### TAREAS POR REALIZAR
- a) En el texto sobre el fracaso y el vacío existencial, ¿dónde se encuentra nuestra auténtica dignidad?
- b) Continúa el texto sobre el fracaso y el vacío existencial a partir de su última oración.

### FRAGMENTO DE PÁGINA
⁂
Por otro lado, llegado al más negro pozo de sentimiento de fracaso, quizás debiéramos recordar lo que hicimos bien, lo que hicimos correctamente y, especialmente, recordar que aunque nuestras fuerzas y nuestras acciones hayan sido insuficientes, es siempre mejor haber gastado toda la energía en luchar y hacer lo correcto a pesar de la derrota. Porque ahí se encuentra nuestra auténtica dignidad.

Cuando el fatalismo y ese círculo vicioso de culpa y dolor toman el control de nuestra mente, quizás sea demasiado tarde. La tristeza es normal. El dolor siempre aparece. Y la alegría. Y la enfermedad. Y los mosquitos en verano. Y el imbécil del BMW que no pone un intermitente. Son cosas inherentes a la existencia. Pero si que hay cosas que podemos evitar. Y eso es entrar en la espiral autodestructiva que produce el vacío existencial que se aparece en nuestras horas más bajas.

Hay que impedir la caída en ese pozo. Todos, tarde o temprano, jugamos en el borde, pero jamás hay que permitirse caer. Porque una vez allí, salir es muy difícil y ahogarse muy fácil.

Entiendo que es muy fácil decir esto sin dar ninguna solución, pero cada caso es un mundo y no puedo abarcar tanto con un sólo cuerpo. Pero si que puedo decir que cuando la vida parece carecer de sentido y cuando el dolor se aferra a nosotros de una forma asfixiante, no se debe solucionar tanto lo segundo como lo primero. Sé que muchos creen que el fatalismo y la carencia de sentido es producto de un dolor insoportable. Discrepo.
⁂
(Ítems almacenados del conjunto de datos)

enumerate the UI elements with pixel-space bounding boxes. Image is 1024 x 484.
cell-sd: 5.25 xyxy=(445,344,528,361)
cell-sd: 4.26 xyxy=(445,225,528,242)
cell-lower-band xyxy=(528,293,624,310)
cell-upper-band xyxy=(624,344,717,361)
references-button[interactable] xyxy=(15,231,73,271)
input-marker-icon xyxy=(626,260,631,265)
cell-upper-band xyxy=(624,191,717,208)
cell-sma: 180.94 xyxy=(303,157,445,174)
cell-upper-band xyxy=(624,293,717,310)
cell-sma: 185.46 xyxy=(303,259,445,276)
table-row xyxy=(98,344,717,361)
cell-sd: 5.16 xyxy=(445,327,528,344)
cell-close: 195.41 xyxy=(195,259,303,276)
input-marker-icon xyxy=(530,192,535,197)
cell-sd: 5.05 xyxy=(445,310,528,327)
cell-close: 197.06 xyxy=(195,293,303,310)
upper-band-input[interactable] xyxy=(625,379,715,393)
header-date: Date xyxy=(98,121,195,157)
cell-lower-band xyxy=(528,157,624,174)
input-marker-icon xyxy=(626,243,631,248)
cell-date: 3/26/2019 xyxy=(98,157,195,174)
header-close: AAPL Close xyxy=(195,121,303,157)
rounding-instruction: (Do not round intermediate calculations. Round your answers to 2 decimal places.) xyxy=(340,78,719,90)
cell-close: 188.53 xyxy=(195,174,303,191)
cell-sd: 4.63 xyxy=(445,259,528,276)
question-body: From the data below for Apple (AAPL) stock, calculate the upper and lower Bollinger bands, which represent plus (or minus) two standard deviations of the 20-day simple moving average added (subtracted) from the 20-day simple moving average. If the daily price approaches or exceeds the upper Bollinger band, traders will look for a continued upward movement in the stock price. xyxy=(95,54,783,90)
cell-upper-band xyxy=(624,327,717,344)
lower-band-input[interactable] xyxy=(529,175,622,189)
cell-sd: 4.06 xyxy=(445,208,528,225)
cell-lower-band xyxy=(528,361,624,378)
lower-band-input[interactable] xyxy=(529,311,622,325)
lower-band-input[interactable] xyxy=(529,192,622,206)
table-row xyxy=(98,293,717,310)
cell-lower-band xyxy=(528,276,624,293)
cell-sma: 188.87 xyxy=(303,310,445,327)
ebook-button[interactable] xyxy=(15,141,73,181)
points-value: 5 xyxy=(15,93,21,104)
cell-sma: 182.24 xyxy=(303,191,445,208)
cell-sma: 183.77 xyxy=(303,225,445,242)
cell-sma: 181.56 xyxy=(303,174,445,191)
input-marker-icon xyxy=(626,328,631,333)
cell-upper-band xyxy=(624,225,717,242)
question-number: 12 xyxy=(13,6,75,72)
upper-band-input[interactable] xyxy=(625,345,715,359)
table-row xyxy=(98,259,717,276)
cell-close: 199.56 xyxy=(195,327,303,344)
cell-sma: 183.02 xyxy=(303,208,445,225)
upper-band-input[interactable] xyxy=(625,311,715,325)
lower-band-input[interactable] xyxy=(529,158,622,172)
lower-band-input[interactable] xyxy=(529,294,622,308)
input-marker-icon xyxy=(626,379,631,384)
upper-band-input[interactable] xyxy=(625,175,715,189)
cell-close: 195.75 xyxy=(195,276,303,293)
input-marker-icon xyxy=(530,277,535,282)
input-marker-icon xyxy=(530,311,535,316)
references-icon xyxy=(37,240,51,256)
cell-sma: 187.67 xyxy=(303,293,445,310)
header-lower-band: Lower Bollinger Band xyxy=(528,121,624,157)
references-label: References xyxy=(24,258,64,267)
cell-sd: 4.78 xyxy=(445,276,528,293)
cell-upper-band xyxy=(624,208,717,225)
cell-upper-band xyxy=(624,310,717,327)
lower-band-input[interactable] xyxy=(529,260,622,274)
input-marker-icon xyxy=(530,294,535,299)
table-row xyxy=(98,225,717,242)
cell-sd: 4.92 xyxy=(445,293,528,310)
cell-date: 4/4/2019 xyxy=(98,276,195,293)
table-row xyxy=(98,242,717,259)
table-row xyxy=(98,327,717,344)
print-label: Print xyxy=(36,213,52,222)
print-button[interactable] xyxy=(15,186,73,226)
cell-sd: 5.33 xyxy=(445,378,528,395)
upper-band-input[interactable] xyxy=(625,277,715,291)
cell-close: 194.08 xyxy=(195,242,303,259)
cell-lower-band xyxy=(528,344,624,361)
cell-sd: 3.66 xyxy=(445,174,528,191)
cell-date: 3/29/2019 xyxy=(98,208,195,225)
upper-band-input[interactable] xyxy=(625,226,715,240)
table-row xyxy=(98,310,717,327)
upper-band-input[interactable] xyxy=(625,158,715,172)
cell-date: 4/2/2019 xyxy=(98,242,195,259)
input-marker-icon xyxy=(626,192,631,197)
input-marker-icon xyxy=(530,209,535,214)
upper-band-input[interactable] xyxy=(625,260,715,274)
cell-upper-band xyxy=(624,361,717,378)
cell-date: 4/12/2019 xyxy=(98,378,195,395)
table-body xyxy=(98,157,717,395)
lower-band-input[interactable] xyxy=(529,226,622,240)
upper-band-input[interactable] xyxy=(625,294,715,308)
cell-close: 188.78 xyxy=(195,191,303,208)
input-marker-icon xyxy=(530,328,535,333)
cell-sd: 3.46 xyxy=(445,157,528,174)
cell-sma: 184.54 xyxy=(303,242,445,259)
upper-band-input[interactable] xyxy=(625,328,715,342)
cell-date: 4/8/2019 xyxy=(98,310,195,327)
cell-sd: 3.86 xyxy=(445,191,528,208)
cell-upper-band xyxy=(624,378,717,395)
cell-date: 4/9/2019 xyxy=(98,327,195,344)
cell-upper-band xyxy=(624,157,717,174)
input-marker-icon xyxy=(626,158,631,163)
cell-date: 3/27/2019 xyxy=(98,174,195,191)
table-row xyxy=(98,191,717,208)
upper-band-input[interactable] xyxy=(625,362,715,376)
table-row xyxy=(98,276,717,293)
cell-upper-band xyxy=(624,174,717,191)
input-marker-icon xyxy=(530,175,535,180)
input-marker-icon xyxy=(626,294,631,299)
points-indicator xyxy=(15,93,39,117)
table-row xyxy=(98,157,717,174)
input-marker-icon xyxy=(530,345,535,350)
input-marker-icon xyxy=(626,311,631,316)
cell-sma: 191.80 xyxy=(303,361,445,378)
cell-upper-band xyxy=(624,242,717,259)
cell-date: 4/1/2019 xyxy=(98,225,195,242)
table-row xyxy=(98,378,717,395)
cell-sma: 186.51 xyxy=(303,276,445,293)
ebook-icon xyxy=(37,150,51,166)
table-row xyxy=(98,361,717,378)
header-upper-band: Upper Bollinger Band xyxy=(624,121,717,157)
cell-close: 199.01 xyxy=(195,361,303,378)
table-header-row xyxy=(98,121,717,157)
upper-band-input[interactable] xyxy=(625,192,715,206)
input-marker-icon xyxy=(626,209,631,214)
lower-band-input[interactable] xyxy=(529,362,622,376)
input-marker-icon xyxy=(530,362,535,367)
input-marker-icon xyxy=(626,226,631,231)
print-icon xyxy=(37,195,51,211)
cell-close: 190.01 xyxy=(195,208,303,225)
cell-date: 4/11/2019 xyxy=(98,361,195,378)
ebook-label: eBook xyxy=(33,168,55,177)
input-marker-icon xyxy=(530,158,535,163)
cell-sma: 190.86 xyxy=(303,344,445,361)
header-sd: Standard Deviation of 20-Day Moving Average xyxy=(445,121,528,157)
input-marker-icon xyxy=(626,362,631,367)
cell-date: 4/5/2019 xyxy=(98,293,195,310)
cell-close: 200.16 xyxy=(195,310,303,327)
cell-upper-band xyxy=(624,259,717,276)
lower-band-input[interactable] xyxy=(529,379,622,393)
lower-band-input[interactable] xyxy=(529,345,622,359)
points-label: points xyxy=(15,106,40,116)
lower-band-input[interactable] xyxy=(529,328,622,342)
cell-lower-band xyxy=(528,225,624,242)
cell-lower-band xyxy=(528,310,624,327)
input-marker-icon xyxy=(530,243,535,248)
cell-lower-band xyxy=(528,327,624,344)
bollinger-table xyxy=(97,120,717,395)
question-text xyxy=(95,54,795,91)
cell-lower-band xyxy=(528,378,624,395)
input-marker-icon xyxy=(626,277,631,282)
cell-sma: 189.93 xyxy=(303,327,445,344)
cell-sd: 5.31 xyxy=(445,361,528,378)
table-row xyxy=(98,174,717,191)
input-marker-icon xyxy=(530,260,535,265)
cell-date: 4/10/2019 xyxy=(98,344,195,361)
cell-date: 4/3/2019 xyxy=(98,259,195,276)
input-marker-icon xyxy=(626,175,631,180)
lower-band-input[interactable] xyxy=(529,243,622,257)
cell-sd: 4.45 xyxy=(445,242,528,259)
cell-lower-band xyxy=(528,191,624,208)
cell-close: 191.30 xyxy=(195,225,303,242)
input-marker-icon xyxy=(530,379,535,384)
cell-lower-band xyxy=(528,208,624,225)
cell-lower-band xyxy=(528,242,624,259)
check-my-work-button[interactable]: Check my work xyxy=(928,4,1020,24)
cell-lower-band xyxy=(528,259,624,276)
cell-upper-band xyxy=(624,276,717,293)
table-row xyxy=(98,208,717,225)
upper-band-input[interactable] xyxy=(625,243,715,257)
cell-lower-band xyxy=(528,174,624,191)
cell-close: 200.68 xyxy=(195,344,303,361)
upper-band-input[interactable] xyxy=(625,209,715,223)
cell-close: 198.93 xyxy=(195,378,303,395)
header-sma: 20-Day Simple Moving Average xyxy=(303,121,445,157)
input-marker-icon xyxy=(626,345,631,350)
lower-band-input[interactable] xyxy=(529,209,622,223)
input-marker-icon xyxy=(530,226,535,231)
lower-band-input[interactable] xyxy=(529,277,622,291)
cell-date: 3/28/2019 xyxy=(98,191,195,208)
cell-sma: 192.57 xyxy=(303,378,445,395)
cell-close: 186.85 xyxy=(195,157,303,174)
⁂
### RESPUESTAS POR TAREA
- a) En haber gastado toda la energía en luchar y hacer lo correcto a pesar de la derrota.

- b)
No hay dolor suficiente en el mundo para acabar con la voluntad de una persona con un sentido, un proyecto, una misión o un rumbo. Es cuando nuestro objetivo se agrieta, desaparece o, directamente, no tenemos, que el dolor, la angustia toma el control y nos ahorca más y más y con poca capacidad de resistencia. Pensemos lo que muchos somos capaces de soportar cuando tenemos algo que nos trasciende. Y no hablo de Dios.

Hablo de que aquellos que tienen algo más grande que ellos mismos por lo que luchar, es difícil que se dejen someter por su propio dolor. Da bastante igual que ese «algo más grande» sea un hijo, la familia, una empresa, escribir un libro, ayudar a niños a leer o buscar una cura para el cáncer. El objetivo es algo individual que no puedo dar. Pero la respuesta a la carencia de sentido de la vida es darle un significado claro y muy superior a nosotros. Ese objetivo siempre es el amor. No una forma de amor corriente. Es el amor que se define por su acción en el individuo depositario de ese sentimiento. Porque como se dijo «no hay hombre tan cobarde al que el amor no convierta en héroe». No sé si la frase era así, pero es fácil de comprender. Es la conciencia de estar luchando por algo mucho más allá que nosotros mismos y que merece ser defendido, lo que mantiene nuestro dolor como algo secundario y sin capacidad de destruirnos.

Por último, decir algo más. Dejad alguna pequeña miga de esperanza en vuestro camino. Quizás no para vosotros, quizás para otros. A veces, el peor círculo descendente puede frenarse con un «me importas», un «eres muy amable», «debería haber más gente como tú» o un simple «gracias por estar ahí». Hay millones de formas de prevenir. Todas útiles, todas necesarias. Y os lo dice alguien que tiene cara de haber dormido fuera de casa y mal. Hasta una sonrisa improvisada alumbra más que los ansiolíticos.

1 comentario en «Día Mundial de la prevención del suicidio.»

  1. Siempre he pensado que la vida, por sí misma, está cargada de sentido y cuando no es así, continúa valiendo la pena. Y al mismo tiempo, me preparo para morir, para que esta sea como lo vivido. Algo más de lo que aprender. Tengo 64 años y no me arrepiento ni de haber amado, ni de haber sufrido. De todo hay, o un poco, o un mucho. Pero mi balance continúa siendo que no me habría perdido ni uno solo de los minutos que viví. Y de los que me quedan. Y yo también n sin Dios.